**Exercise aim**
Pull every line holding the string "helper" from the records below.

**Data provided**
◇ ◇ ◇ ◇
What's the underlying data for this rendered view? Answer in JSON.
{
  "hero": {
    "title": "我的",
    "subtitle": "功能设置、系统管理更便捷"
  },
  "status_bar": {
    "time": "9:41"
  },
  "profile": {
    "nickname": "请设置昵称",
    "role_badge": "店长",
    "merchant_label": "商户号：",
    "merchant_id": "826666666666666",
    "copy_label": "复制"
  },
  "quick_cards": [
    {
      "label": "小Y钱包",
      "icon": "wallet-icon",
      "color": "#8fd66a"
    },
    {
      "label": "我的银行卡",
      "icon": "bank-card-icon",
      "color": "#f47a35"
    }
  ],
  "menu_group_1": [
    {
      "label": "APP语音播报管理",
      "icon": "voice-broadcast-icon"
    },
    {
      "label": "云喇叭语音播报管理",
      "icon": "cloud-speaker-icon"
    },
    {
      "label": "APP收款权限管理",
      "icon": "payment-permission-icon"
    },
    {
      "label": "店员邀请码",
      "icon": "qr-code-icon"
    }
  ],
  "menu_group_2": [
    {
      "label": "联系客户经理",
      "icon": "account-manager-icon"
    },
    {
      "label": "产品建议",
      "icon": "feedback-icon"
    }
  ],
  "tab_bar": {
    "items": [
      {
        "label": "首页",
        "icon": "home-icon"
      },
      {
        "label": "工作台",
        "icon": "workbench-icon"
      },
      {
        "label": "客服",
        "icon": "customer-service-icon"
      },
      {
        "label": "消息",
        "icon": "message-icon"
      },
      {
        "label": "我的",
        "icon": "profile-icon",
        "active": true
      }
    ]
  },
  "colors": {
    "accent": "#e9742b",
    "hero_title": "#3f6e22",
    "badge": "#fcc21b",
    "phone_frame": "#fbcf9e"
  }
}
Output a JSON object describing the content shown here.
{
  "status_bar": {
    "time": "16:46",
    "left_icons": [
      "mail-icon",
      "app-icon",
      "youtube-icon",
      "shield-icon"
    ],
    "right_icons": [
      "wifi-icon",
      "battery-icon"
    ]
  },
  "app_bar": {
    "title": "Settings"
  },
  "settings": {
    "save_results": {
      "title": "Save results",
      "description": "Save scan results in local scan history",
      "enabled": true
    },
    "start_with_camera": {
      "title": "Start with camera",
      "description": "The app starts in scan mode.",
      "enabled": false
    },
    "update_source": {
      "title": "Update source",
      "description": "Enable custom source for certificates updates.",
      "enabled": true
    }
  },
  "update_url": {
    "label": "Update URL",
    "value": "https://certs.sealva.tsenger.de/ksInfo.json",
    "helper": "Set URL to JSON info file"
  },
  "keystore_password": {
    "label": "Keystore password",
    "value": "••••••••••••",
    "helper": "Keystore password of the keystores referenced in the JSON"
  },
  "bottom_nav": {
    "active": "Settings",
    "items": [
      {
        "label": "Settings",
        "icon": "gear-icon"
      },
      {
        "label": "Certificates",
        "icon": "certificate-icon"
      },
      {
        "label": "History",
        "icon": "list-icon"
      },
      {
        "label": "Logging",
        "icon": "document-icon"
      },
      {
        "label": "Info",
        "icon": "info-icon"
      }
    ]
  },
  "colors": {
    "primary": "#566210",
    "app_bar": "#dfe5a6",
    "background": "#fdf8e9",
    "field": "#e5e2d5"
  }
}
◇ ◇ ◇ ◇
**Answer to the task**
    "helper": "Set URL to JSON info file"
    "helper": "Keystore password of the keystores referenced in the JSON"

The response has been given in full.